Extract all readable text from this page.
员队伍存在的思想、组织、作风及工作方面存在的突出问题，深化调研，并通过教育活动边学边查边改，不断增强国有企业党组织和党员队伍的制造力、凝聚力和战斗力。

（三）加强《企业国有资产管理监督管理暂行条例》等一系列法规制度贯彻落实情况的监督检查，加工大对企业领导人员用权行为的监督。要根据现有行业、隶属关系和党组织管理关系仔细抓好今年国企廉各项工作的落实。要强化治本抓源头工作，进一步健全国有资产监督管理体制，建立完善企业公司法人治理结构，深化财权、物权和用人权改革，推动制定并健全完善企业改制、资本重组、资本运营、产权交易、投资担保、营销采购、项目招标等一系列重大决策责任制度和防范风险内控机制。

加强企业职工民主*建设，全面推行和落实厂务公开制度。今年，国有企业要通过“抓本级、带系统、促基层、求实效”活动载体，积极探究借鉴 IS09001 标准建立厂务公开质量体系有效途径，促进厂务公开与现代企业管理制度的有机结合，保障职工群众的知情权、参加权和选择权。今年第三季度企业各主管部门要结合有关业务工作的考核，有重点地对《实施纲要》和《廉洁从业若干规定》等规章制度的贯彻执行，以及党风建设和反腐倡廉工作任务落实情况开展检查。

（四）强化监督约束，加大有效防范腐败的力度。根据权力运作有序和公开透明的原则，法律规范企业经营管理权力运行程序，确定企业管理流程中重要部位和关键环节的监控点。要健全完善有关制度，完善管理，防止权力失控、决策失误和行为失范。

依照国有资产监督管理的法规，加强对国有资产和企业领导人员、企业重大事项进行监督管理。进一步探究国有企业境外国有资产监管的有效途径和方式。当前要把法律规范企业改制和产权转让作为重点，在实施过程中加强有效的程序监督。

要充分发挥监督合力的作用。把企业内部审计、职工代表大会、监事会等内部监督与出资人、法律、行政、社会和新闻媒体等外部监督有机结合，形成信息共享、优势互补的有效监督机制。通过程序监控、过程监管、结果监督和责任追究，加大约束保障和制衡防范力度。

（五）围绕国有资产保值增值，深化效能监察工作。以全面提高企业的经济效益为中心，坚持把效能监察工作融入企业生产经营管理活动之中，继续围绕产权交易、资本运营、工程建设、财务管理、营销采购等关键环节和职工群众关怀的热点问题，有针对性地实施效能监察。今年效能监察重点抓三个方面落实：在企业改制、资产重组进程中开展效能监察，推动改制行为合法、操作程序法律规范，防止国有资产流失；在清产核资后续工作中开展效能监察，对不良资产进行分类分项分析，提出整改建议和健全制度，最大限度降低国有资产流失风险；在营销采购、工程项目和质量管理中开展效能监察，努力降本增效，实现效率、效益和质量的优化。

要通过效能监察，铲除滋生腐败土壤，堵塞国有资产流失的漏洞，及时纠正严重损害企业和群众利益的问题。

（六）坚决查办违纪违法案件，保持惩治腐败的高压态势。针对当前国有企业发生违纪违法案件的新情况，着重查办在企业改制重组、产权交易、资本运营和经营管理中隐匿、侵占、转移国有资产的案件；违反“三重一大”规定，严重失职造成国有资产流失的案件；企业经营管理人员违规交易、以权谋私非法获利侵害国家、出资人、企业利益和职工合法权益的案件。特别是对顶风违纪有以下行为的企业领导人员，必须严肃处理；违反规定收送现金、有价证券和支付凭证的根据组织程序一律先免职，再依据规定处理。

****************

**Work to do:** Please repeat all the records above exactly as they appear.

**Problem solution:**
Extract all readable text from this page.
员队伍存在的思想、组织、作风及工作方面存在的突出问题，深化调研，并通过教育活动边学边查边改，不断增强国有企业党组织和党员队伍的制造力、凝聚力和战斗力。

（三）加强《企业国有资产管理监督管理暂行条例》等一系列法规制度贯彻落实情况的监督检查，加工大对企业领导人员用权行为的监督。要根据现有行业、隶属关系和党组织管理关系仔细抓好今年国企廉各项工作的落实。要强化治本抓源头工作，进一步健全国有资产监督管理体制，建立完善企业公司法人治理结构，深化财权、物权和用人权改革，推动制定并健全完善企业改制、资本重组、资本运营、产权交易、投资担保、营销采购、项目招标等一系列重大决策责任制度和防范风险内控机制。

加强企业职工民主*建设，全面推行和落实厂务公开制度。今年，国有企业要通过“抓本级、带系统、促基层、求实效”活动载体，积极探究借鉴 IS09001 标准建立厂务公开质量体系有效途径，促进厂务公开与现代企业管理制度的有机结合，保障职工群众的知情权、参加权和选择权。今年第三季度企业各主管部门要结合有关业务工作的考核，有重点地对《实施纲要》和《廉洁从业若干规定》等规章制度的贯彻执行，以及党风建设和反腐倡廉工作任务落实情况开展检查。

（四）强化监督约束，加大有效防范腐败的力度。根据权力运作有序和公开透明的原则，法律规范企业经营管理权力运行程序，确定企业管理流程中重要部位和关键环节的监控点。要健全完善有关制度，完善管理，防止权力失控、决策失误和行为失范。

依照国有资产监督管理的法规，加强对国有资产和企业领导人员、企业重大事项进行监督管理。进一步探究国有企业境外国有资产监管的有效途径和方式。当前要把法律规范企业改制和产权转让作为重点，在实施过程中加强有效的程序监督。

要充分发挥监督合力的作用。把企业内部审计、职工代表大会、监事会等内部监督与出资人、法律、行政、社会和新闻媒体等外部监督有机结合，形成信息共享、优势互补的有效监督机制。通过程序监控、过程监管、结果监督和责任追究，加大约束保障和制衡防范力度。

（五）围绕国有资产保值增值，深化效能监察工作。以全面提高企业的经济效益为中心，坚持把效能监察工作融入企业生产经营管理活动之中，继续围绕产权交易、资本运营、工程建设、财务管理、营销采购等关键环节和职工群众关怀的热点问题，有针对性地实施效能监察。今年效能监察重点抓三个方面落实：在企业改制、资产重组进程中开展效能监察，推动改制行为合法、操作程序法律规范，防止国有资产流失；在清产核资后续工作中开展效能监察，对不良资产进行分类分项分析，提出整改建议和健全制度，最大限度降低国有资产流失风险；在营销采购、工程项目和质量管理中开展效能监察，努力降本增效，实现效率、效益和质量的优化。

要通过效能监察，铲除滋生腐败土壤，堵塞国有资产流失的漏洞，及时纠正严重损害企业和群众利益的问题。

（六）坚决查办违纪违法案件，保持惩治腐败的高压态势。针对当前国有企业发生违纪违法案件的新情况，着重查办在企业改制重组、产权交易、资本运营和经营管理中隐匿、侵占、转移国有资产的案件；违反“三重一大”规定，严重失职造成国有资产流失的案件；企业经营管理人员违规交易、以权谋私非法获利侵害国家、出资人、企业利益和职工合法权益的案件。特别是对顶风违纪有以下行为的企业领导人员，必须严肃处理；违反规定收送现金、有价证券和支付凭证的根据组织程序一律先免职，再依据规定处理。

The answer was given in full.